▶ What the task requires
From the text on Creative Commons licensing below, translate this sentence into Spanish: "None of these commons licenses has yet had its validity tested in court."

▶ Document text
☆ ☆ ☆

Creators use the GPL and its many derivatives and variants mostly in
licensing FLOSS. However, similar licensing approaches can also
apply to other types of copyrighted works such as text, music,
photographs or motion pictures. Creative
Commons. Several of those
who had been involved in the litigation efforts described above
decided that, while it was necessary to continue to challenge in
court the validity of laws limiting access rights, something needed
to be done at once to create alternatives to the closing off of the
commons they felt was underway, and the Creative Commons was born. The
Creative Commons extends and broadens the “some rights reserved”
approach of the GPL to licenses that creators can apply to a wide
variety of works. The same digital technology that has made it
possible for copyright owners to impose restrictive license on works
in digital form also allows copyright owners to offer much less
restrictive licenses that users do not have to seek prior permission
to use as long as users adhere to the conditions set out in the
license. Typically, those conditions are much more liberal than
those that obtain under copyright law per se. In practice, a
creator indicates that his or her work is licensed under a Creative
Commons license and provides a link to the Creative Commons website
(www.CreativeCommons.org)
where the specifics of the license are laid out for any potential
user to view. As long as the user conforms to those conditions of
use, there is no need to track down the copyright owner and obtain
specific permission to use the work. While
these Creative Commons licenses do expand access to information in a
commons spirit, the works are licensed under copyright and the
licenses chosen draw their force and enforceability from copyright
law. None of these commons licenses has yet had its validity tested
in court. Some
creators are uncomfortable with having their work remain under
copyright for 70 years after their deaths. For these creators, the
Creative Commons also offers a “Founder’s Copyright” option.

☆ ☆ ☆

▶ Extracted information

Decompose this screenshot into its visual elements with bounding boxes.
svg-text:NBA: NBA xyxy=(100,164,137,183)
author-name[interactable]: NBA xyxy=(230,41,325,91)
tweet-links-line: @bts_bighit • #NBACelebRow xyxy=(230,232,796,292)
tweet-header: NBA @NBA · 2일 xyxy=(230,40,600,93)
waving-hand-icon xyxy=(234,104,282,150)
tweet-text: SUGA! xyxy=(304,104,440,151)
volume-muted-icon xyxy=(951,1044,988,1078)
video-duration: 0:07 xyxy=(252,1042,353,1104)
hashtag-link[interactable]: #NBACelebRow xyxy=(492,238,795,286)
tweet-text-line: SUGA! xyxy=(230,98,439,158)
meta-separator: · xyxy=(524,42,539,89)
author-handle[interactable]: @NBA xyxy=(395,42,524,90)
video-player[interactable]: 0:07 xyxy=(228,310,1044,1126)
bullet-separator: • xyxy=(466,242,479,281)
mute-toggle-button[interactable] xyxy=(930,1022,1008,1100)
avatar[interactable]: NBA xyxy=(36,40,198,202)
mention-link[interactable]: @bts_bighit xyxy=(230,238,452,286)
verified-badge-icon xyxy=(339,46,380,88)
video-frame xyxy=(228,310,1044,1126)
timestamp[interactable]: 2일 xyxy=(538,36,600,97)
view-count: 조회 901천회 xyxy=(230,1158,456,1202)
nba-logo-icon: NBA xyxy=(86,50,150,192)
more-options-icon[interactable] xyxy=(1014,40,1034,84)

☆ ☆ ☆

▶ Output for this exercise
Todavía no se ha puesto a prueba en los tribunales la validez de ninguna de estas licencias de bienes comunes.